练习任务:
a - Redundant Paths 题目原文在“Check some of the routes”之后检查了哪几对田地之间的路线？请全部列出。
b - 请接续 Redundant Paths 题目原文，从最后一句之后往下写。

阅读文本:

• POJ3177 Redundant Paths(e-DCC+缩点)


    In order to get from one of the F (1 <= F <= 5,000) grazing fields (which are numbered 1..F) to another field, Bessie and the rest of the herd are forced to cross near the Tree of Rotten Apples. The cows are now tired of often being forced to take a particular path and want to build some new paths so that they will always have a choice of at least two separate routes between any pair of fields. They currently have at least one route between each pair of fields and want to have at least two. Of course, they can only travel on Official Paths when they move from one field to another.

    Given a description of the current set of R (F-1 <= R <= 10,000) paths that each connect exactly two different fields, determine the minimum number of new paths (each of which connects exactly two fields) that must be built so that there are at least two separate routes between any pair of fields. Routes are considered separate if they use none of the same paths, even if they visit the same intermediate field along the way.

    There might already be more than one paths between the same pair of fields, and you may also build a new path that connects the same fields as some other path.

    Input

    Line 1: Two space-separated integers: F and R

    Lines 2..R+1: Each line contains two space-separated integers which are the fields at the endpoints of some path.

    Output

    Line 1: A single integer that is the number of new paths that must be built.

    Sample Input

    7 7
    1 2
    2 3
    3 4
    2 5
    4 5
    5 6
    5 7

    Sample Output

    2

    Hint

    Explanation of the sample:

    One visualization of the paths is:
       1   2   3
    +---+---+
    | |
    | |
    6 +---+---+ 4
    / 5
    /
    /
    7 +
    Building new paths from 1 to 6 and from 4 to 7 satisfies the conditions.
       1   2   3
    +---+---+
    : | |
    : | |
    6 +---+---+ 4
    / 5 :
    / :
    / :
    7 + - - - -
    Check some of the routes:
    1 – 2: 1 –> 2 and 1 –> 6 –> 5 –> 2
    1 – 4: 1 –> 2 –> 3 –> 4 and 1 –> 6 –> 5 –> 4
    3 – 7: 3 –> 4 –> 7 and 3 –> 2 –> 5 –> 7
    Every pair of fields is, in fact, connected by two routes.

所给资料:
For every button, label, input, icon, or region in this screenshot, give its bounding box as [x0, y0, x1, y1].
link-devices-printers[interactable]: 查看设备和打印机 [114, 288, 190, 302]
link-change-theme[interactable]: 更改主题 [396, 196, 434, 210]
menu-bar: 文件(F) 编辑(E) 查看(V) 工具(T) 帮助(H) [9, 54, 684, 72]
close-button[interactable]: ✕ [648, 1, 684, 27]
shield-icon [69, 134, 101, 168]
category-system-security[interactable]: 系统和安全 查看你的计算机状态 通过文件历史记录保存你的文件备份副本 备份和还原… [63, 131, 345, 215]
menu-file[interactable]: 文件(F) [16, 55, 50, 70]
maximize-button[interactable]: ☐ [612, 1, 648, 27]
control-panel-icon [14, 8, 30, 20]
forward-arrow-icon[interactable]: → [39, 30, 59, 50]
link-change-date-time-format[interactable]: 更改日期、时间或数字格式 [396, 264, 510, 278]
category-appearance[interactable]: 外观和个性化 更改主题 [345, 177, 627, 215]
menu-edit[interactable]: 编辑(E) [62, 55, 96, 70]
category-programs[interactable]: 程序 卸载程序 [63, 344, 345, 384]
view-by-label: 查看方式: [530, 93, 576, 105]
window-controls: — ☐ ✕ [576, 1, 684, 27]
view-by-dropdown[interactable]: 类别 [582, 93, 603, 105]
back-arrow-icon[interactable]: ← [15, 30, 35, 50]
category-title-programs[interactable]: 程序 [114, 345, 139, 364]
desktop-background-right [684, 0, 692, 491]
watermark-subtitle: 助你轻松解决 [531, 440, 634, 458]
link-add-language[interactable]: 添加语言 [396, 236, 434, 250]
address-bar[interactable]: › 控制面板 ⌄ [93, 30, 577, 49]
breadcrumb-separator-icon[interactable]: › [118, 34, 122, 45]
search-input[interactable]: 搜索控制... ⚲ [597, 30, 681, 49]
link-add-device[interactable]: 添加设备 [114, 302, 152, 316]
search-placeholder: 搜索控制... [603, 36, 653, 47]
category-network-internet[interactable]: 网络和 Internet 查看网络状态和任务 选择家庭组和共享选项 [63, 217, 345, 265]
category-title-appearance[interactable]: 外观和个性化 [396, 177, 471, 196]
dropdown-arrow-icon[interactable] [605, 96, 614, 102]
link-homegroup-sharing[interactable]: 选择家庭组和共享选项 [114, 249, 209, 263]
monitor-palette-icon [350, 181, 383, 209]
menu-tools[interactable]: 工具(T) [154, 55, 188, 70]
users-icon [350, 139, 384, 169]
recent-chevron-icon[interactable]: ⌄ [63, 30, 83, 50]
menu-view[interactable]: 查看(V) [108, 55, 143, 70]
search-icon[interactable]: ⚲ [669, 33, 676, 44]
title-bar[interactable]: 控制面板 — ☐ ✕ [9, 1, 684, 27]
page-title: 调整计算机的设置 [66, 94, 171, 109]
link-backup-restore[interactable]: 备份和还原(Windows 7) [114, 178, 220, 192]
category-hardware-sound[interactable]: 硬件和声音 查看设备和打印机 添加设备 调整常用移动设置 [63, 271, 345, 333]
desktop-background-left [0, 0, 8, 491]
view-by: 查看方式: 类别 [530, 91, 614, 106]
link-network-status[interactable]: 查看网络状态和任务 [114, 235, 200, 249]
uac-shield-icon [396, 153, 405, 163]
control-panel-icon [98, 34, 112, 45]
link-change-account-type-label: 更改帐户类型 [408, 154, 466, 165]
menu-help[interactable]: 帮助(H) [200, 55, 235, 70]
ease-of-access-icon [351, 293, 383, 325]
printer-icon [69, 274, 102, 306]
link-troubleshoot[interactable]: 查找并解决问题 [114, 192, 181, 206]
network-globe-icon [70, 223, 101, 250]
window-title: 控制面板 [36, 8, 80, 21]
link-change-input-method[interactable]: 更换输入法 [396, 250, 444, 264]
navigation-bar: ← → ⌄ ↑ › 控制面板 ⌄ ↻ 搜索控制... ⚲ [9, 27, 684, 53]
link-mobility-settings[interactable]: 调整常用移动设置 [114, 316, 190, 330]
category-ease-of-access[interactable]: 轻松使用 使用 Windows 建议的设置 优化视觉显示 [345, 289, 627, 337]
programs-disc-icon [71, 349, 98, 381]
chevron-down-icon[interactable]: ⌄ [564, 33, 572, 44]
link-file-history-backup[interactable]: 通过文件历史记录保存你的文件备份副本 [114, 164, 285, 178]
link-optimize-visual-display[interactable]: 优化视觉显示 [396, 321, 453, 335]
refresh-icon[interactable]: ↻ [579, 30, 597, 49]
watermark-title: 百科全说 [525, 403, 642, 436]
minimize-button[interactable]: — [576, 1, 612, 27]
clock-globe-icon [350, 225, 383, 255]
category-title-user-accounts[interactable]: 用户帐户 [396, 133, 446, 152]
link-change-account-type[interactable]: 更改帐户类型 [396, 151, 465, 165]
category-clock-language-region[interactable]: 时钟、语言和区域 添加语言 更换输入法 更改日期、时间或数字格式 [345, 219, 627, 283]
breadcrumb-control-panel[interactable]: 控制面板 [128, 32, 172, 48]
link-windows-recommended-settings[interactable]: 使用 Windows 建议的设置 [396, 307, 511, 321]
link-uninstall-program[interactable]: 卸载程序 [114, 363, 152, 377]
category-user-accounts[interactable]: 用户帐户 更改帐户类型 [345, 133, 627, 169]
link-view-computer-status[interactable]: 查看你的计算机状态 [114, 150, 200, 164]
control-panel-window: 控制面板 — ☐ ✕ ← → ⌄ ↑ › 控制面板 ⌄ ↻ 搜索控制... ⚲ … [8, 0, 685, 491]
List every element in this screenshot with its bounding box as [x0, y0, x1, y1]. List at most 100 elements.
--
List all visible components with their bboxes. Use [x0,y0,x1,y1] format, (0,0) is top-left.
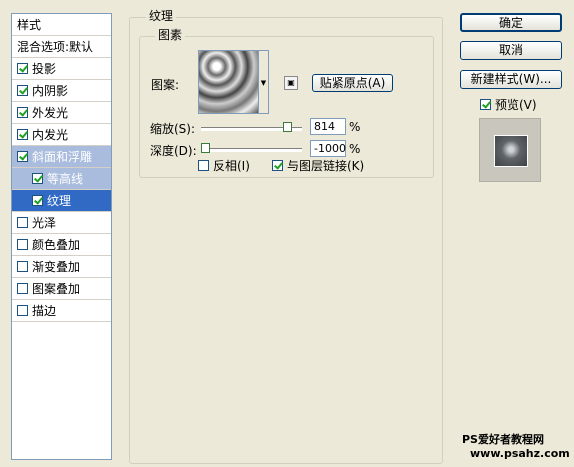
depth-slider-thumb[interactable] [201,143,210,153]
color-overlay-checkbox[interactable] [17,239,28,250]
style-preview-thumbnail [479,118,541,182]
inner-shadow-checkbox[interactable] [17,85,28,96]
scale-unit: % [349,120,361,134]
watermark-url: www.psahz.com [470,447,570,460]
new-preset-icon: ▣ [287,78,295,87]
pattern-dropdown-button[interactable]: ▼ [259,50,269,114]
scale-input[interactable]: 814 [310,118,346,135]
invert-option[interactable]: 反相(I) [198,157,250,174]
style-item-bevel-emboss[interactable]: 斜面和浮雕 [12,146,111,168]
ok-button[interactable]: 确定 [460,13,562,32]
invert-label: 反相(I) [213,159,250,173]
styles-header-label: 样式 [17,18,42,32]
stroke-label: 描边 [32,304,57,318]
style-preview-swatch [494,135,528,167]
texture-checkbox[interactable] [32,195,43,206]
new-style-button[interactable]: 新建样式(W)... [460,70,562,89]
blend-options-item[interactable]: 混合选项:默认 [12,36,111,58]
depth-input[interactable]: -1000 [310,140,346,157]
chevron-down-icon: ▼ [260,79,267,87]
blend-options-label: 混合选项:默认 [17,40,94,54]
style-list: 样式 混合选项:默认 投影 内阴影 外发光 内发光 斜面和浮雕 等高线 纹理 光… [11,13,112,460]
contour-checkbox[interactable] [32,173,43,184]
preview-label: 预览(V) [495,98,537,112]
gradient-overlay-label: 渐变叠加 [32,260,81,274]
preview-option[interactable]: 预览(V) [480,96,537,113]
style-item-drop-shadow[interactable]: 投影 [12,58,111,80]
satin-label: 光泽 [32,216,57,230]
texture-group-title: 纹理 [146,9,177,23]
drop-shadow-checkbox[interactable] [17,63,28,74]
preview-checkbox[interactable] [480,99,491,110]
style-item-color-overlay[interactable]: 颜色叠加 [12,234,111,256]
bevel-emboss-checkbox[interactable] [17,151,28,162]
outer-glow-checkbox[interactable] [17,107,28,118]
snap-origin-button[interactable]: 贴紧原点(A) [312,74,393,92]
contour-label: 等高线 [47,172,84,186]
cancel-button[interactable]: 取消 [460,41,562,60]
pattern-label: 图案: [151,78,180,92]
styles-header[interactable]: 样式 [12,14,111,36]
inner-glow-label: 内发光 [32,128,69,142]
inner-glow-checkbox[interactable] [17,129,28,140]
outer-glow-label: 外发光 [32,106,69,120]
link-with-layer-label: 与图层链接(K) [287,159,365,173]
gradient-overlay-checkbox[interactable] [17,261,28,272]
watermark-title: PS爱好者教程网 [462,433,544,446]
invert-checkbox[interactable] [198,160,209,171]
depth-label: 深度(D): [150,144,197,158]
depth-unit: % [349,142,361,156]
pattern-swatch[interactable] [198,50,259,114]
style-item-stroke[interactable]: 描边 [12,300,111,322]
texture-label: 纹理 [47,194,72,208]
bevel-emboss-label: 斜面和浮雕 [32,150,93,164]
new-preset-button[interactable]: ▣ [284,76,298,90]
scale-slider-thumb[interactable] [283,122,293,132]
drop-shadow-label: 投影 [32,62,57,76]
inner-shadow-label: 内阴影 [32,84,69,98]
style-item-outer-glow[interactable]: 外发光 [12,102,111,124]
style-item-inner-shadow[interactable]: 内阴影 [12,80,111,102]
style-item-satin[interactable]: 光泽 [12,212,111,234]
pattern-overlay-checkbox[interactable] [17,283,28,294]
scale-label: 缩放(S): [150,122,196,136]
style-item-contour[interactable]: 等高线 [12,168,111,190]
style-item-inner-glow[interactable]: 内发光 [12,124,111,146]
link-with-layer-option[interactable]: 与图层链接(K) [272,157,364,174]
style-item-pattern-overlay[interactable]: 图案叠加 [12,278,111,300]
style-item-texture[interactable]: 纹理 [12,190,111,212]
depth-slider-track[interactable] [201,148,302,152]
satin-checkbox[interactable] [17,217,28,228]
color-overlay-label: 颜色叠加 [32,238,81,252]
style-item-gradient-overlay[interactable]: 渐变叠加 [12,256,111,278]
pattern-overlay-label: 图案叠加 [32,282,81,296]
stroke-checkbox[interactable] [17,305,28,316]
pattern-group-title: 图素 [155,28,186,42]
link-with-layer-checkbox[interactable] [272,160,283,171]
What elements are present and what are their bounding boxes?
---
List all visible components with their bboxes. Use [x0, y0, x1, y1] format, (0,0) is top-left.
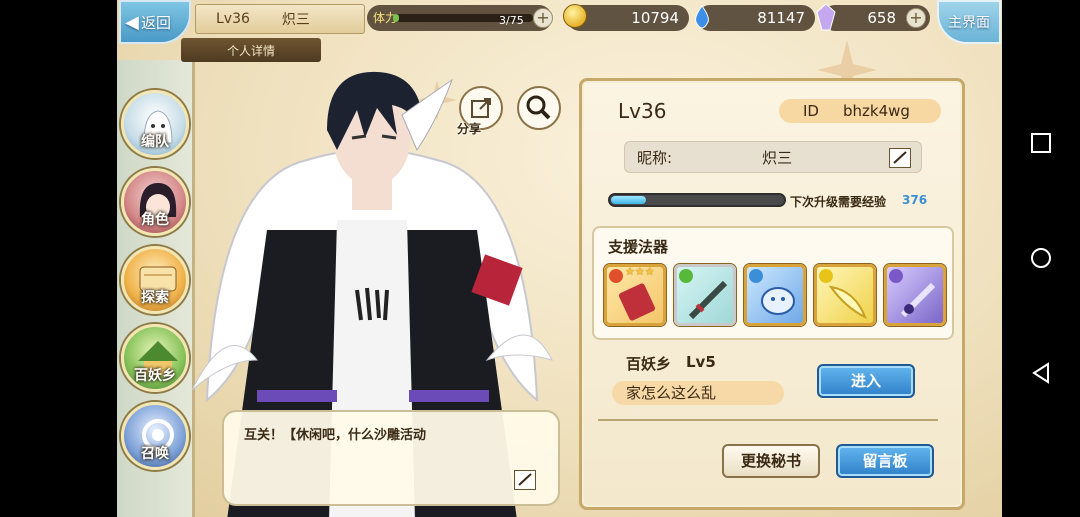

参考答案:
a - 1 与 2、1 与 4、3 与 7。

b -
    It's possible that adding some other path will also solve the problem (like one from 6 to 7). Adding two paths, however, is the minimum.
     
    忘记因为要成对变换,tot应该从1开始,这么个题调了一天,我是傻逼。
    由题意很容易想到是边双,每个e-DCC内部任何两个点都至少有两条没有公共边的路可以相互到达,于是求出所有的边双后缩点,这样就得到了一棵树。
    这时考虑所有度为1的点(即端点,因为必然要在这些点上连边,不然的话最终总是会有割边),我们随意取出两个度为1的点并把它们之间建一条边,结果就是少了两个度为1的点并且多了一个边双(可以脑补一下再进行一次缩点),如此总共添加上(leaf+1)/2条边后所有度为1的点就消失了,整棵树缩成了一个点。
    因此这个题就是输出缩点后的树的度为1的点的个数。
    代码是蓝书板子凑出来的。
    #include <iostream>
    #include <cstdio>
    #include <cstring>
    #include <cmath>
    const int SIZE = 100010;
    using namespace std;
    int head[SIZE],ver[2*SIZE],Next[2*SIZE];
    int dfn[SIZE],low[SIZE],n,m,tot,num;
    bool bridge[2*SIZE];
    int deg[SIZE]={0};
    int c[SIZE]={0},dcc=0;
    
    int hc[SIZE],vc[2*SIZE],nc[2*SIZE],tc=0;
    void add_c(int x,int y)
    {
        vc[++tc]=y,nc[tc]=hc[x],hc[x]=tc;
    }
    void add(int x,int y)
    {
        ver[++tot]=y,Next[tot]=head[x],head[x]=tot;
    }
    void tarjan(int x,int in_edge)
    {
        dfn[x]=low[x]= ++num;
        int i;
        for(i=head[x];i;i=Next[i])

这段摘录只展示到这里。